(Work to do): Copy out each line of the material in which the word "this" appears.

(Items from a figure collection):
####################

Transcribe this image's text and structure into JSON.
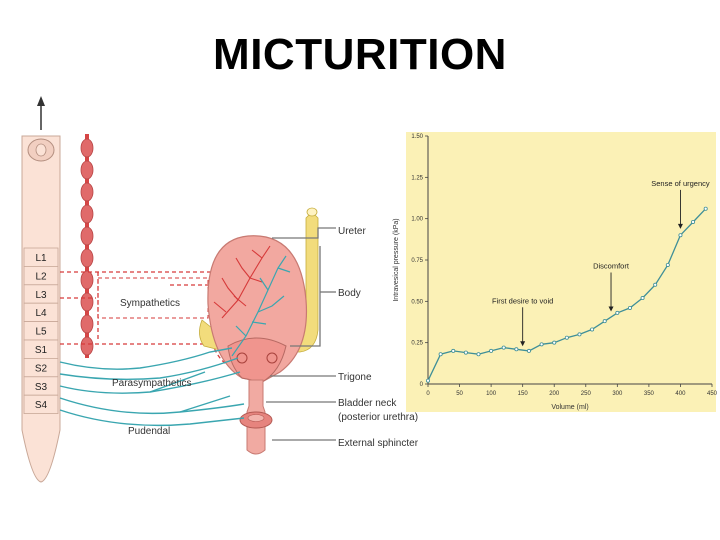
{
  "title": "MICTURITION",
  "anatomy": {
    "segments": [
      "L1",
      "L2",
      "L3",
      "L4",
      "L5",
      "S1",
      "S2",
      "S3",
      "S4"
    ],
    "nerve_labels": {
      "sympathetics": "Sympathetics",
      "parasympathetics": "Parasympathetics",
      "pudendal": "Pudendal"
    },
    "structure_labels": {
      "ureter": "Ureter",
      "body": "Body",
      "trigone": "Trigone",
      "bladder_neck": "Bladder neck",
      "bladder_neck_sub": "(posterior urethra)",
      "external_sphincter": "External sphincter"
    },
    "colors": {
      "sympathetic": "#d63a3a",
      "parasympathetic": "#3aa6b0",
      "bladder": "#f0a9a0"
    }
  },
  "chart_data": {
    "type": "line",
    "xlabel": "Volume (ml)",
    "ylabel": "Intravesical pressure (kPa)",
    "xlim": [
      0,
      450
    ],
    "ylim": [
      0,
      1.5
    ],
    "xticks": [
      0,
      50,
      100,
      150,
      200,
      250,
      300,
      350,
      400,
      450
    ],
    "yticks": [
      "0",
      "0.25",
      "0.50",
      "0.75",
      "1.00",
      "1.25",
      "1.50"
    ],
    "series": [
      {
        "x": [
          0,
          20,
          40,
          60,
          80,
          100,
          120,
          140,
          160,
          180,
          200,
          220,
          240,
          260,
          280,
          300,
          320,
          340,
          360,
          380,
          400,
          420,
          440
        ],
        "y": [
          0.02,
          0.18,
          0.2,
          0.19,
          0.18,
          0.2,
          0.22,
          0.21,
          0.2,
          0.24,
          0.25,
          0.28,
          0.3,
          0.33,
          0.38,
          0.43,
          0.46,
          0.52,
          0.6,
          0.72,
          0.9,
          0.98,
          1.06
        ]
      }
    ],
    "annotations": [
      {
        "text": "First desire to void",
        "x": 150,
        "y": 0.21
      },
      {
        "text": "Discomfort",
        "x": 290,
        "y": 0.42
      },
      {
        "text": "Sense of urgency",
        "x": 400,
        "y": 0.92
      }
    ],
    "background": "#fbf1b6"
  }
}
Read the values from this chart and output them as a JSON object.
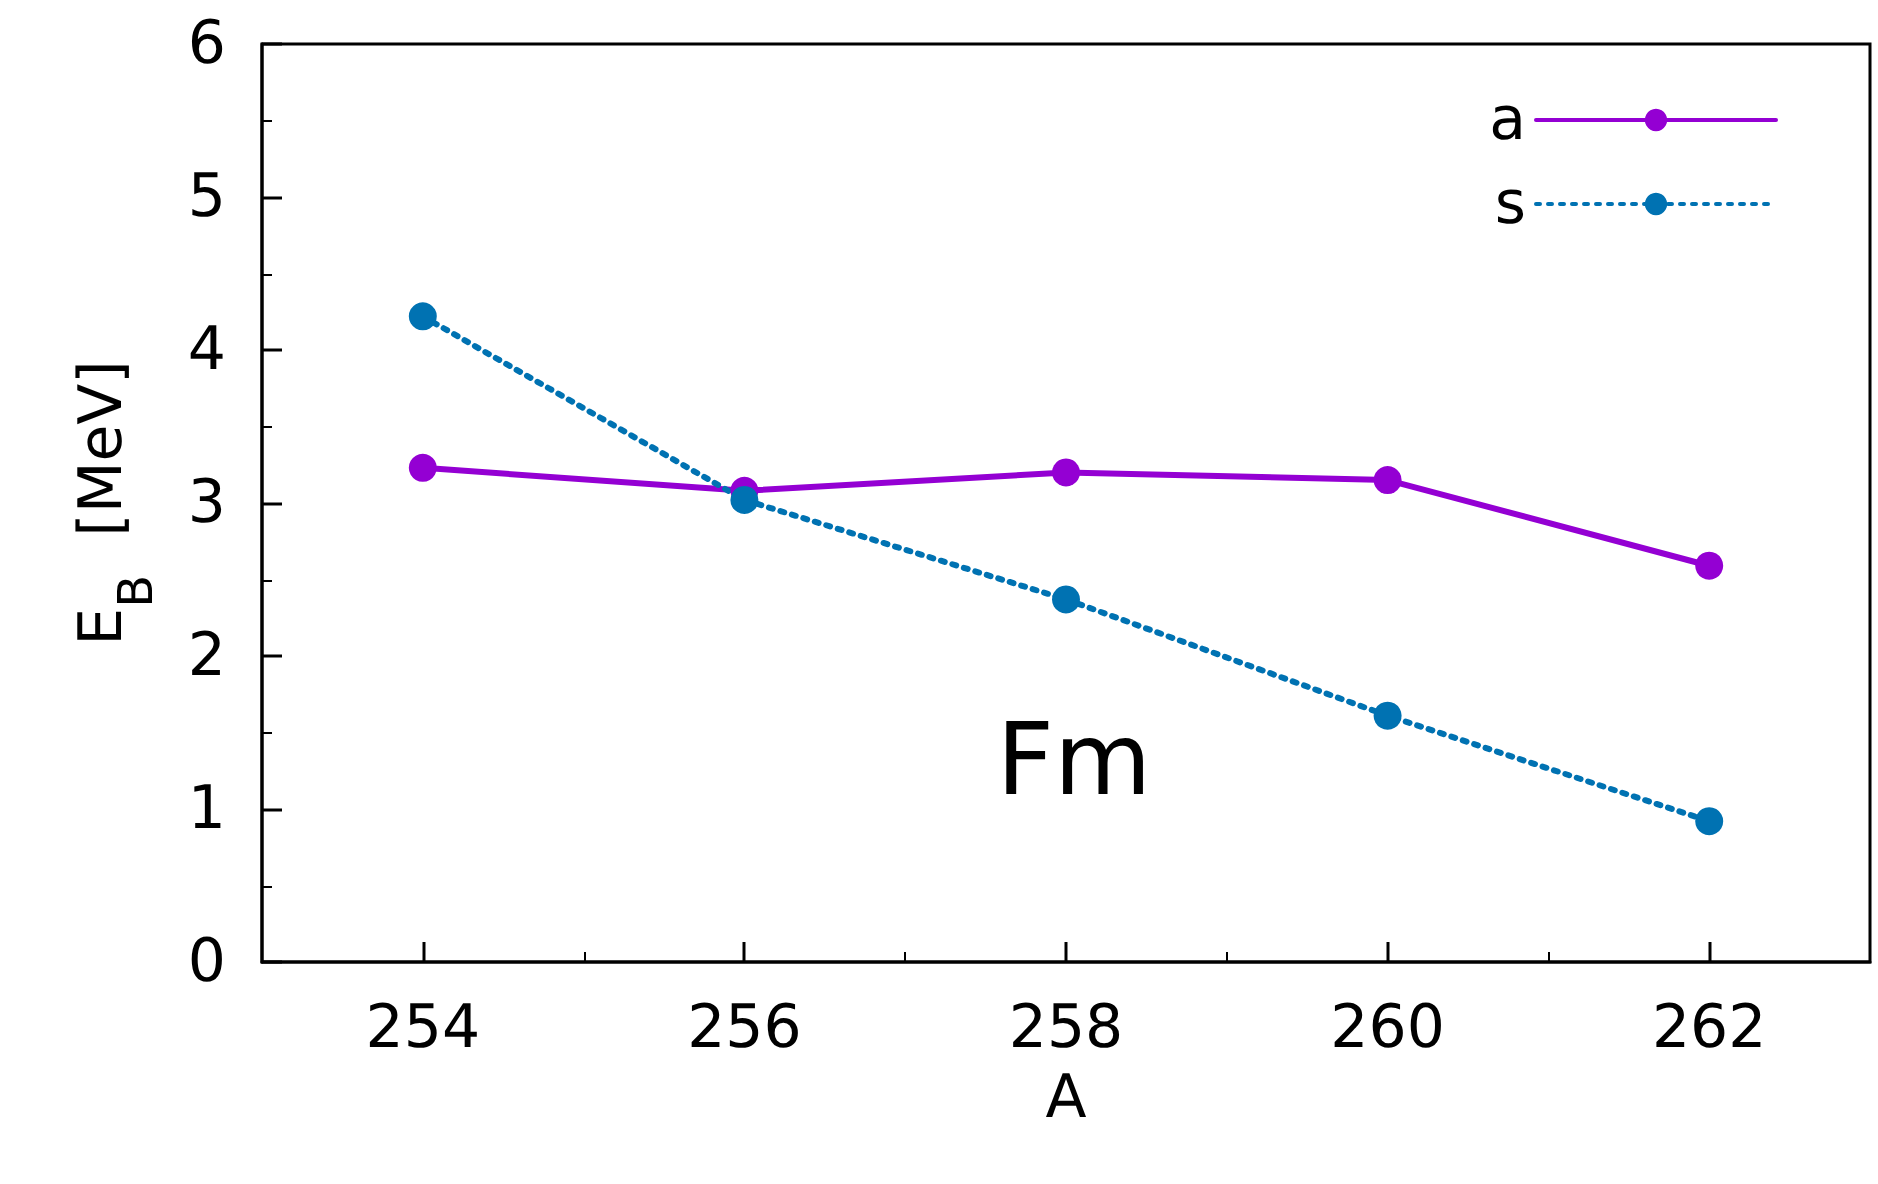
{
  "chart_data": {
    "type": "line",
    "xlabel": "A",
    "ylabel": "E$_{B}$  [MeV]",
    "x": [
      254,
      256,
      258,
      260,
      262
    ],
    "series": [
      {
        "name": "a",
        "color": "#9400d3",
        "line_style": "solid",
        "values": [
          3.23,
          3.08,
          3.2,
          3.15,
          2.59
        ]
      },
      {
        "name": "s",
        "color": "#0072b2",
        "line_style": "dotted",
        "values": [
          4.22,
          3.02,
          2.37,
          1.61,
          0.92
        ]
      }
    ],
    "xlim": [
      253,
      263
    ],
    "xticks": [
      254,
      256,
      258,
      260,
      262
    ],
    "ylim": [
      0,
      6
    ],
    "yticks": [
      0,
      1,
      2,
      3,
      4,
      5,
      6
    ],
    "annotations": [
      "Fm"
    ],
    "marker": "circle",
    "grid": false,
    "legend": "top right"
  }
}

####################

(Expected answer):
Transcribe this image's text and structure into JSON.
Read the values from this chart and output them as a JSON object.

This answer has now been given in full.